_EXERCISE GOAL_:
Gather up every line from the entries below that uses the word "quantidade".

────

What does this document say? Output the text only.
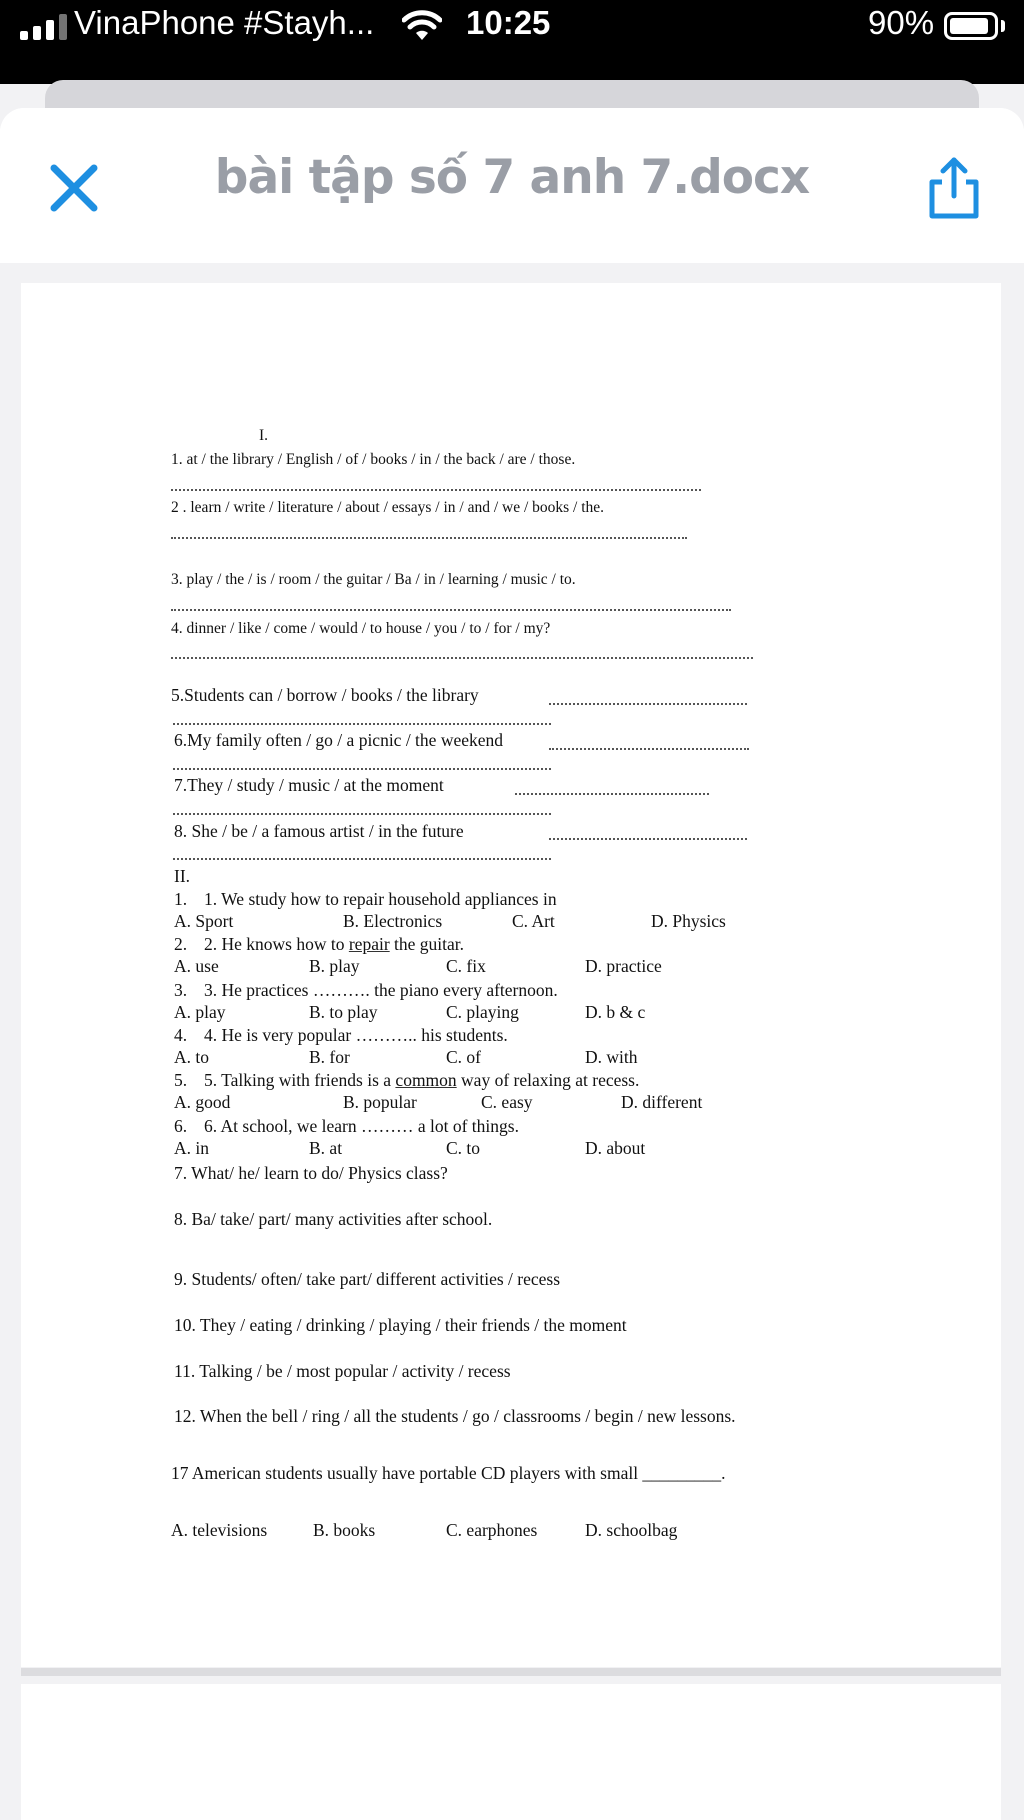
VinaPhone #Stayh...	10:25	90%
bài tập số 7 anh 7.docx
I.
1. at / the library / English / of / books / in / the back / are / those.
2 . learn / write / literature / about / essays / in / and / we / books / the.
3. play / the / is / room / the guitar / Ba / in / learning / music / to.
4. dinner / like / come / would / to house / you / to / for / my?
5.Students can / borrow / books / the library
6.My family often / go / a picnic / the weekend
7.They / study / music / at the moment
8. She / be / a famous artist / in the future
II.
1. 1. We study how to repair household appliances in
A. Sport	B. Electronics	C. Art	D. Physics
2. 2. He knows how to repair the guitar.
A. use	B. play	C. fix	D. practice
3. 3. He practices ………. the piano every afternoon.
A. play	B. to play	C. playing	D. b & c
4. 4. He is very popular ……….. his students.
A. to	B. for	C. of	D. with
5. 5. Talking with friends is a common way of relaxing at recess.
A. good	B. popular	C. easy	D. different
6. 6. At school, we learn ……… a lot of things.
A. in	B. at	C. to	D. about
7. What/ he/ learn to do/ Physics class?
8. Ba/ take/ part/ many activities after school.
9. Students/ often/ take part/ different activities / recess
10. They / eating / drinking / playing / their friends / the moment
11. Talking / be / most popular / activity / recess
12. When the bell / ring / all the students / go / classrooms / begin / new lessons.
17 American students usually have portable CD players with small _________.
A. televisions	B. books	C. earphones	D. schoolbag
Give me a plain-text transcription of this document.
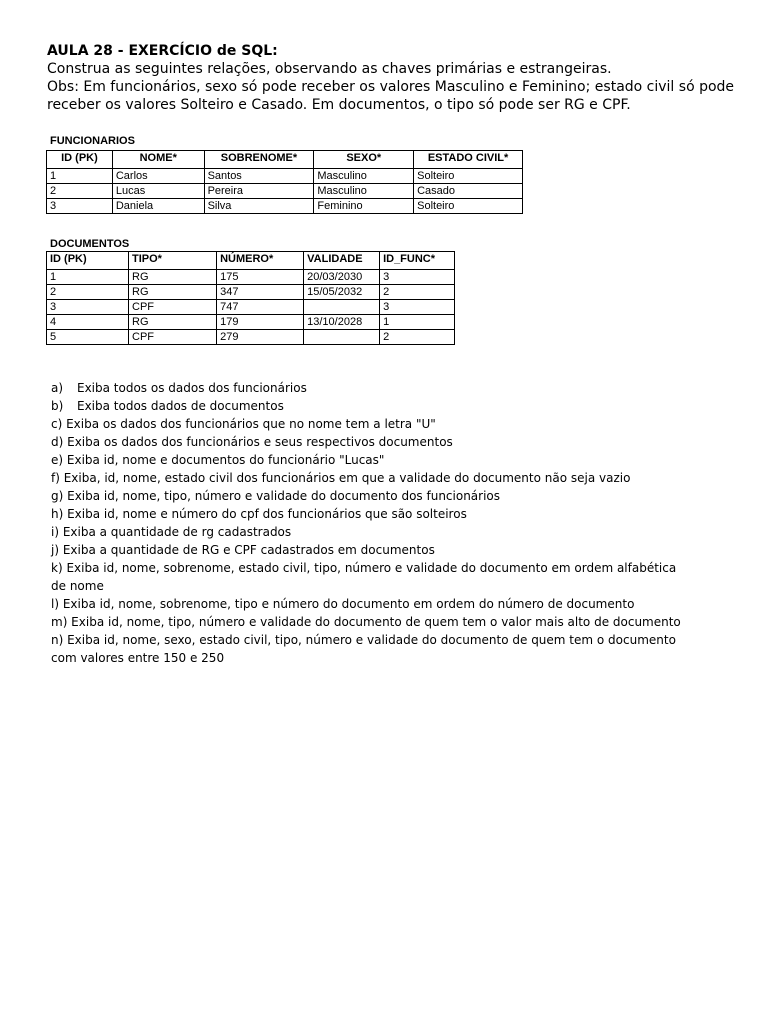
AULA 28 - EXERCÍCIO de SQL:

Construa as seguintes relações, observando as chaves primárias e estrangeiras.

Obs: Em funcionários, sexo só pode receber os valores Masculino e Feminino; estado civil só pode

receber os valores Solteiro e Casado. Em documentos, o tipo só pode ser RG e CPF.

FUNCIONARIOS
ID (PK)	NOME*	SOBRENOME*	SEXO*	ESTADO CIVIL*
1	Carlos	Santos	Masculino	Solteiro
2	Lucas	Pereira	Masculino	Casado
3	Daniela	Silva	Feminino	Solteiro
DOCUMENTOS
ID (PK)	TIPO*	NÚMERO*	VALIDADE	ID_FUNC*
1	RG	175	20/03/2030	3
2	RG	347	15/05/2032	2
3	CPF	747		3
4	RG	179	13/10/2028	1
5	CPF	279		2
a) Exiba todos os dados dos funcionários
b) Exiba todos dados de documentos
c) Exiba os dados dos funcionários que no nome tem a letra "U"
d) Exiba os dados dos funcionários e seus respectivos documentos
e) Exiba id, nome e documentos do funcionário "Lucas"
f) Exiba, id, nome, estado civil dos funcionários em que a validade do documento não seja vazio
g) Exiba id, nome, tipo, número e validade do documento dos funcionários
h) Exiba id, nome e número do cpf dos funcionários que são solteiros
i) Exiba a quantidade de rg cadastrados
j) Exiba a quantidade de RG e CPF cadastrados em documentos
k) Exiba id, nome, sobrenome, estado civil, tipo, número e validade do documento em ordem alfabética de nome
l) Exiba id, nome, sobrenome, tipo e número do documento em ordem do número de documento
m) Exiba id, nome, tipo, número e validade do documento de quem tem o valor mais alto de documento
n) Exiba id, nome, sexo, estado civil, tipo, número e validade do documento de quem tem o documento com valores entre 150 e 250
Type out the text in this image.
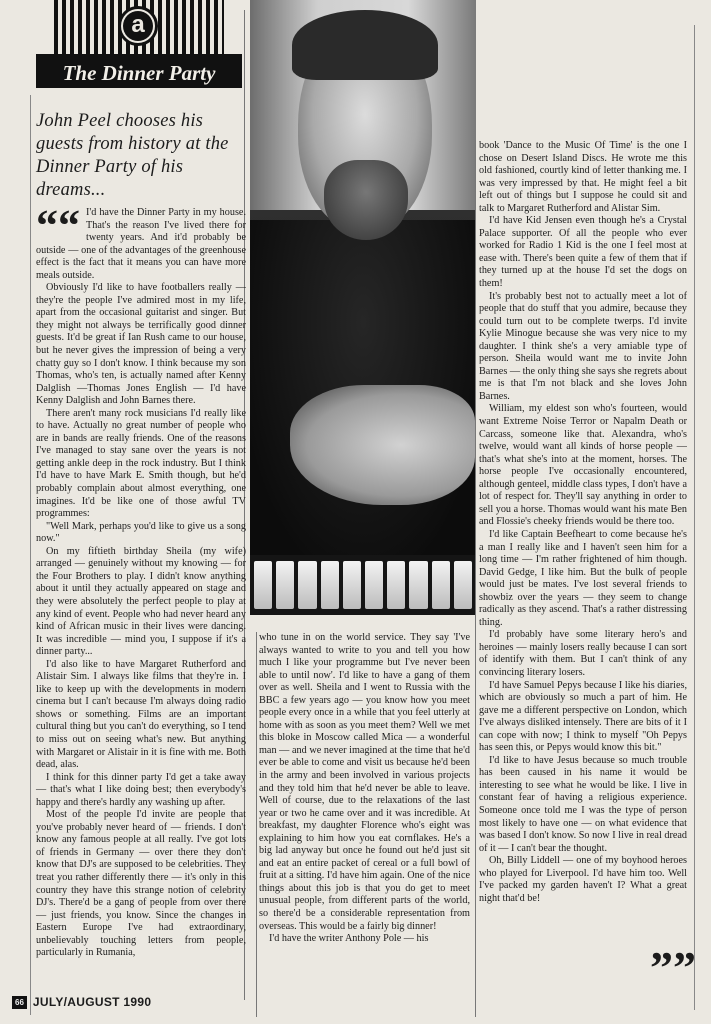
a
The Dinner Party
John Peel chooses his guests from history at the Dinner Party of his dreams...
““ I'd have the Dinner Party in my house. That's the reason I've lived there for twenty years. And it'd probably be outside — one of the advantages of the greenhouse effect is the fact that it means you can have more meals outside.

Obviously I'd like to have footballers really — they're the people I've admired most in my life, apart from the occasional guitarist and singer. But they might not always be terrifically good dinner guests. It'd be great if Ian Rush came to our house, but he never gives the impression of being a very chatty guy so I don't know. I think because my son Thomas, who's ten, is actually named after Kenny Dalglish —Thomas Jones English — I'd have Kenny Dalglish and John Barnes there.

There aren't many rock musicians I'd really like to have. Actually no great number of people who are in bands are really friends. One of the reasons I've managed to stay sane over the years is not getting ankle deep in the rock industry. But I think I'd have to have Mark E. Smith though, but he'd probably complain about almost everything, one imagines. It'd be like one of those awful TV programmes:

"Well Mark, perhaps you'd like to give us a song now."

On my fiftieth birthday Sheila (my wife) arranged — genuinely without my knowing — for the Four Brothers to play. I didn't know anything about it until they actually appeared on stage and they were absolutely the perfect people to play at any kind of event. People who had never heard any kind of African music in their lives were dancing. It was incredible — mind you, I suppose if it's a dinner party...

I'd also like to have Margaret Rutherford and Alistair Sim. I always like films that they're in. I like to keep up with the developments in modern cinema but I can't because I'm always doing radio shows or something. Films are an important cultural thing but you can't do everything, so I tend to miss out on seeing what's new. But anything with Margaret or Alistair in it is fine with me. Both dead, alas.

I think for this dinner party I'd get a take away — that's what I like doing best; then everybody's happy and there's hardly any washing up after.

Most of the people I'd invite are people that you've probably never heard of — friends. I don't know any famous people at all really. I've got lots of friends in Germany — over there they don't know that DJ's are supposed to be celebrities. They treat you rather differently there — it's only in this country they have this strange notion of celebrity DJ's. There'd be a gang of people from over there — just friends, you know. Since the changes in Eastern Europe I've had extraordinary, unbelievably touching letters from people, particularly in Rumania,

who tune in on the world service. They say 'I've always wanted to write to you and tell you how much I like your programme but I've never been able to until now'. I'd like to have a gang of them over as well. Sheila and I went to Russia with the BBC a few years ago — you know how you meet people every once in a while that you feel utterly at home with as soon as you meet them? Well we met this bloke in Moscow called Mica — a wonderful man — and we never imagined at the time that he'd ever be able to come and visit us because he'd been in the army and been involved in various projects and they told him that he'd never be able to leave. Well of course, due to the relaxations of the last year or two he came over and it was incredible. At breakfast, my daughter Florence who's eight was explaining to him how you eat cornflakes. He's a big lad anyway but once he found out he'd just sit and eat an entire packet of cereal or a full bowl of fruit at a sitting. I'd have him again. One of the nice things about this job is that you do get to meet unusual people, from different parts of the world, so there'd be a considerable representation from overseas. This would be a fairly big dinner!

I'd have the writer Anthony Pole — his

book 'Dance to the Music Of Time' is the one I chose on Desert Island Discs. He wrote me this old fashioned, courtly kind of letter thanking me. I was very impressed by that. He might feel a bit left out of things but I suppose he could sit and talk to Margaret Rutherford and Alistar Sim.

I'd have Kid Jensen even though he's a Crystal Palace supporter. Of all the people who ever worked for Radio 1 Kid is the one I feel most at ease with. There's been quite a few of them that if they turned up at the house I'd set the dogs on them!

It's probably best not to actually meet a lot of people that do stuff that you admire, because they could turn out to be complete twerps. I'd invite Kylie Minogue because she was very nice to my daughter. I think she's a very amiable type of person. Sheila would want me to invite John Barnes — the only thing she says she regrets about me is that I'm not black and she loves John Barnes.

William, my eldest son who's fourteen, would want Extreme Noise Terror or Napalm Death or Carcass, someone like that. Alexandra, who's twelve, would want all kinds of horse people — that's what she's into at the moment, horses. The horse people I've occasionally encountered, although genteel, middle class types, I don't have a lot of respect for. They'll say anything in order to sell you a horse. Thomas would want his mate Ben and Flossie's cheeky friends would be there too.

I'd like Captain Beefheart to come because he's a man I really like and I haven't seen him for a long time — I'm rather frightened of him though. David Gedge, I like him. But the bulk of people would just be mates. I've lost several friends to showbiz over the years — they seem to change radically as they ascend. That's a rather distressing thing.

I'd probably have some literary hero's and heroines — mainly losers really because I can sort of identify with them. But I can't think of any convincing literary losers.

I'd have Samuel Pepys because I like his diaries, which are obviously so much a part of him. He gave me a different perspective on London, which I've always disliked intensely. There are bits of it I can cope with now; I think to myself "Oh Pepys has seen this, or Pepys would know this bit."

I'd like to have Jesus because so much trouble has been caused in his name it would be interesting to see what he would be like. I live in constant fear of having a religious experience. Someone once told me I was the type of person most likely to have one — on what evidence that was based I don't know. So now I live in real dread of it — I can't bear the thought.

Oh, Billy Liddell — one of my boyhood heroes who played for Liverpool. I'd have him too. Well I've packed my garden haven't I? What a great night that'd be!

””
66 JULY/AUGUST 1990
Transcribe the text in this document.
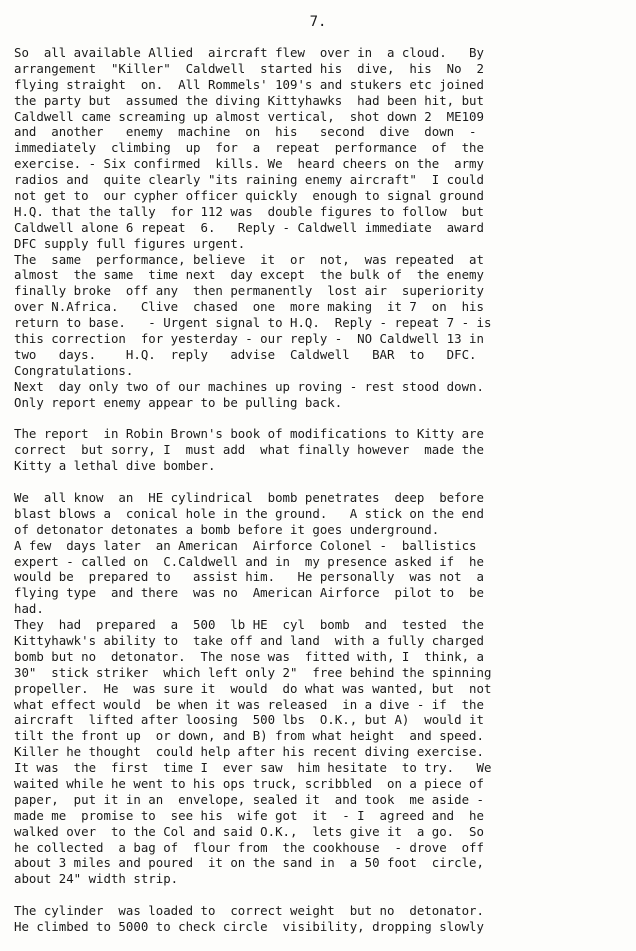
7.
So  all available Allied  aircraft flew  over in  a cloud.   By
arrangement  "Killer"  Caldwell  started his  dive,  his  No  2
flying straight  on.  All Rommels' 109's and stukers etc joined
the party but  assumed the diving Kittyhawks  had been hit, but
Caldwell came screaming up almost vertical,  shot down 2  ME109
and  another   enemy  machine  on  his   second  dive  down  -
immediately  climbing  up  for  a  repeat  performance  of  the
exercise. - Six confirmed  kills. We  heard cheers on the  army
radios and  quite clearly "its raining enemy aircraft"  I could
not get to  our cypher officer quickly  enough to signal ground
H.Q. that the tally  for 112 was  double figures to follow  but
Caldwell alone 6 repeat  6.   Reply - Caldwell immediate  award
DFC supply full figures urgent.
The  same  performance, believe  it  or  not,  was repeated  at
almost  the same  time next  day except  the bulk of  the enemy
finally broke  off any  then permanently  lost air  superiority
over N.Africa.   Clive  chased  one  more making  it 7  on  his
return to base.   - Urgent signal to H.Q.  Reply - repeat 7 - is
this correction  for yesterday - our reply -  NO Caldwell 13 in
two   days.    H.Q.  reply   advise  Caldwell   BAR  to   DFC.
Congratulations.
Next  day only two of our machines up roving - rest stood down.
Only report enemy appear to be pulling back.
The report  in Robin Brown's book of modifications to Kitty are
correct  but sorry, I  must add  what finally however  made the
Kitty a lethal dive bomber.
We  all know  an  HE cylindrical  bomb penetrates  deep  before
blast blows a  conical hole in the ground.   A stick on the end
of detonator detonates a bomb before it goes underground.
A few  days later  an American  Airforce Colonel -  ballistics
expert - called on  C.Caldwell and in  my presence asked if  he
would be  prepared to   assist him.   He personally  was not  a
flying type  and there  was no  American Airforce  pilot to  be
had.
They  had  prepared  a  500  lb HE  cyl  bomb  and  tested  the
Kittyhawk's ability to  take off and land  with a fully charged
bomb but no  detonator.  The nose was  fitted with, I  think, a
30"  stick striker  which left only 2"  free behind the spinning
propeller.  He  was sure it  would  do what was wanted, but  not
what effect would  be when it was released  in a dive - if  the
aircraft  lifted after loosing  500 lbs  O.K., but A)  would it
tilt the front up  or down, and B) from what height  and speed.
Killer he thought  could help after his recent diving exercise.
It was  the  first  time I  ever saw  him hesitate  to try.   We
waited while he went to his ops truck, scribbled  on a piece of
paper,  put it in an  envelope, sealed it  and took  me aside -
made me  promise to  see his  wife got  it  - I  agreed and  he
walked over  to the Col and said O.K.,  lets give it  a go.  So
he collected  a bag of  flour from  the cookhouse  - drove  off
about 3 miles and poured  it on the sand in  a 50 foot  circle,
about 24" width strip.
The cylinder  was loaded to  correct weight  but no  detonator.
He climbed to 5000 to check circle  visibility, dropping slowly
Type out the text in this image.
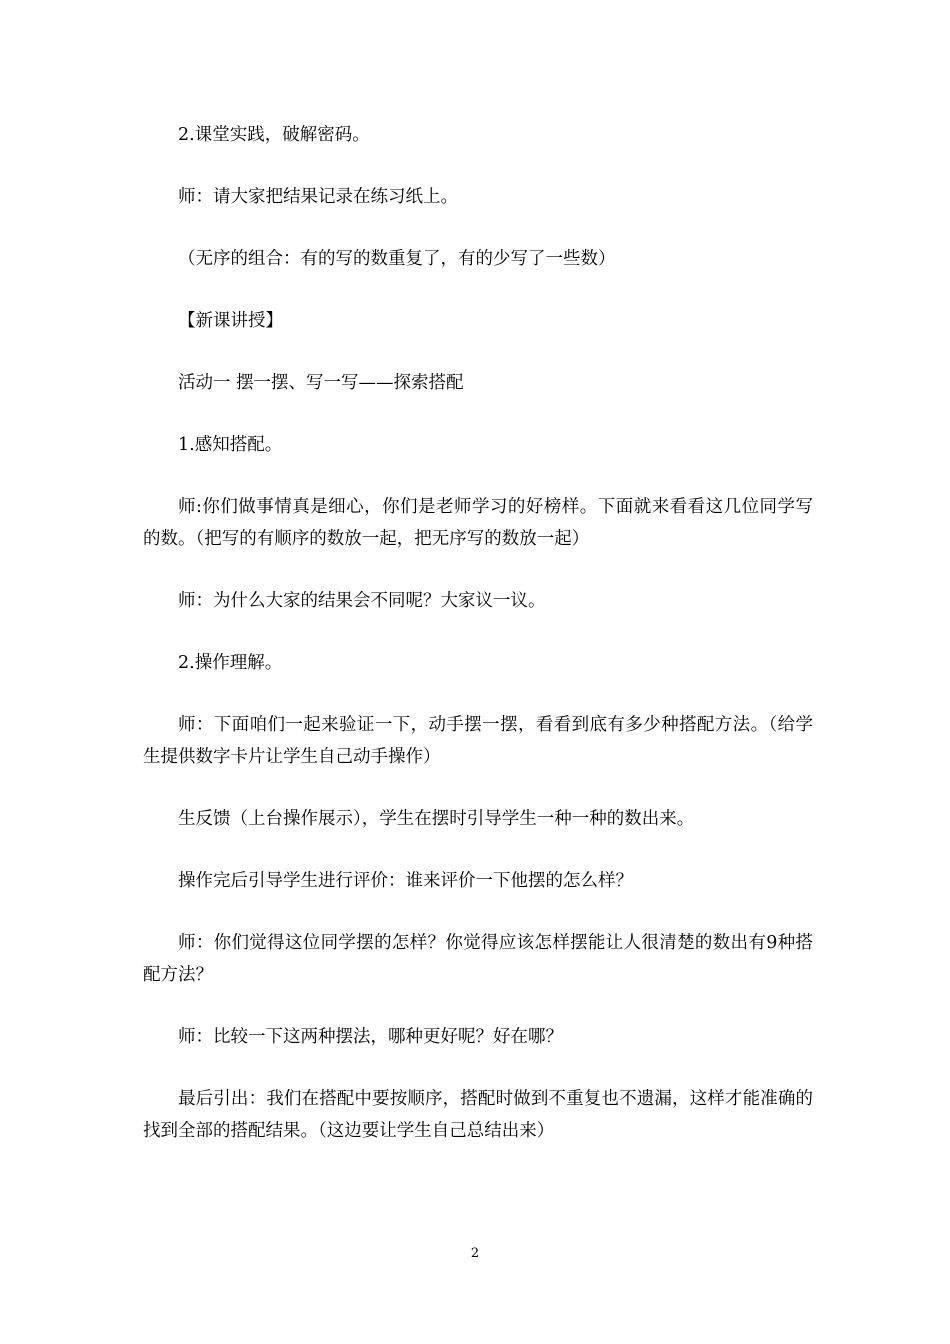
2.课堂实践，破解密码。

师：请大家把结果记录在练习纸上。

（无序的组合：有的写的数重复了，有的少写了一些数）

【新课讲授】

活动一 摆一摆、写一写——探索搭配

1.感知搭配。

师:你们做事情真是细心，你们是老师学习的好榜样。下面就来看看这几位同学写的数。（把写的有顺序的数放一起，把无序写的数放一起）

师：为什么大家的结果会不同呢？大家议一议。

2.操作理解。

师：下面咱们一起来验证一下，动手摆一摆，看看到底有多少种搭配方法。（给学生提供数字卡片让学生自己动手操作）

生反馈（上台操作展示），学生在摆时引导学生一种一种的数出来。

操作完后引导学生进行评价：谁来评价一下他摆的怎么样？

师：你们觉得这位同学摆的怎样？你觉得应该怎样摆能让人很清楚的数出有9种搭配方法？

师：比较一下这两种摆法，哪种更好呢？好在哪？

最后引出：我们在搭配中要按顺序，搭配时做到不重复也不遗漏，这样才能准确的找到全部的搭配结果。（这边要让学生自己总结出来）

2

────

_EXERCISE RESPONSE_:
i) Exiba a quantidade de rg cadastrados
j) Exiba a quantidade de RG e CPF cadastrados em documentos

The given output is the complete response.